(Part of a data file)
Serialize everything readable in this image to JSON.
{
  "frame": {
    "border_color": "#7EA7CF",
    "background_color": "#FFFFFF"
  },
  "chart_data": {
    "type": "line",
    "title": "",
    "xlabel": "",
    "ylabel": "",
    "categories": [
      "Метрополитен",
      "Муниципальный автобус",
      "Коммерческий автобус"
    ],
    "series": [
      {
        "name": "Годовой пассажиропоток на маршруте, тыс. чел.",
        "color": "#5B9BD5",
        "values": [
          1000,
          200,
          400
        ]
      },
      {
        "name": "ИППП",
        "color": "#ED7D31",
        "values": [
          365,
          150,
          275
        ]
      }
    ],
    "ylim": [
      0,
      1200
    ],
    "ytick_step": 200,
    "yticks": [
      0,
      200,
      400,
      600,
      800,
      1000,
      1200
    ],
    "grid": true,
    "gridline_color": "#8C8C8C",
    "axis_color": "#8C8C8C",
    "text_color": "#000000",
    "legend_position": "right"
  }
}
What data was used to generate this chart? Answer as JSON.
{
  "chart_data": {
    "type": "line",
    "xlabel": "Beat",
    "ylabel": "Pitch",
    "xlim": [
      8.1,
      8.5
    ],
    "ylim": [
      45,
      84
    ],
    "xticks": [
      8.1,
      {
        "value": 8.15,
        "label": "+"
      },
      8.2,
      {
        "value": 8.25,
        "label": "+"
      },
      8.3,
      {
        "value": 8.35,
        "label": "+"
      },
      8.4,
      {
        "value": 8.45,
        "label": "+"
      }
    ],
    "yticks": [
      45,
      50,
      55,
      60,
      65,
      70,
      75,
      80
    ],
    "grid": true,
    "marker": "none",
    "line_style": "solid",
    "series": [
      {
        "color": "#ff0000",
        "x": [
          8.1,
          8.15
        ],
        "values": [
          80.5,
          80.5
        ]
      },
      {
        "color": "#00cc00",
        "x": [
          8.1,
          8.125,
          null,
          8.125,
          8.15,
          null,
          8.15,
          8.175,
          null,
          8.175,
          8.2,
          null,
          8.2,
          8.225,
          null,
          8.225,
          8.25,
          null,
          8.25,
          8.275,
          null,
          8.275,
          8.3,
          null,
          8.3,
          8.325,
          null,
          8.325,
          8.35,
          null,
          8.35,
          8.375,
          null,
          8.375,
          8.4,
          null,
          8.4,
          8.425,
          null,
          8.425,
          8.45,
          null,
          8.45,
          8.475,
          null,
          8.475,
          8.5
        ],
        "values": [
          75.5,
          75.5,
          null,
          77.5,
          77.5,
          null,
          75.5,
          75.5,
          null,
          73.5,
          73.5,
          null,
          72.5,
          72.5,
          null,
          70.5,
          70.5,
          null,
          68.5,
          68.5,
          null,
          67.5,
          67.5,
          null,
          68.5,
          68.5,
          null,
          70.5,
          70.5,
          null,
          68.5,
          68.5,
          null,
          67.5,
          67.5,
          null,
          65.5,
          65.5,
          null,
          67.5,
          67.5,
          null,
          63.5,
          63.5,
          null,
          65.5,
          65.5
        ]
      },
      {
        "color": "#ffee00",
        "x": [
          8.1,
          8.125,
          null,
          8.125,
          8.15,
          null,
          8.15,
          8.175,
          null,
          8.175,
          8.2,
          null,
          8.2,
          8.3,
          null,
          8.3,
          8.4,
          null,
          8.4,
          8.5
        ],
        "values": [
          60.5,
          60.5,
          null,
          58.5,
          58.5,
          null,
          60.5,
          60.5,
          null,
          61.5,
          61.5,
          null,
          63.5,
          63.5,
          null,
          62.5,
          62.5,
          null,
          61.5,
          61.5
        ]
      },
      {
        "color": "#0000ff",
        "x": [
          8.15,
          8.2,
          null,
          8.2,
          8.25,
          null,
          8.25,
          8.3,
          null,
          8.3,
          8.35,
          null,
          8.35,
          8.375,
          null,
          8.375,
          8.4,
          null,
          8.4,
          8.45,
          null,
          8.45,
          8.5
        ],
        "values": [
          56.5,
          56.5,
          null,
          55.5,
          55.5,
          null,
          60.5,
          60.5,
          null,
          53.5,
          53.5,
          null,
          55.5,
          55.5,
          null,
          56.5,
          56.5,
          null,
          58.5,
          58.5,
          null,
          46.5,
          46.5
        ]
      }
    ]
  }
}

- **What needs to be done**
Reproduce every line of the listing above in which the string "JSON" appears.

- **Output for this task**
Serialize everything readable in this image to JSON.
What data was used to generate this chart? Answer as JSON.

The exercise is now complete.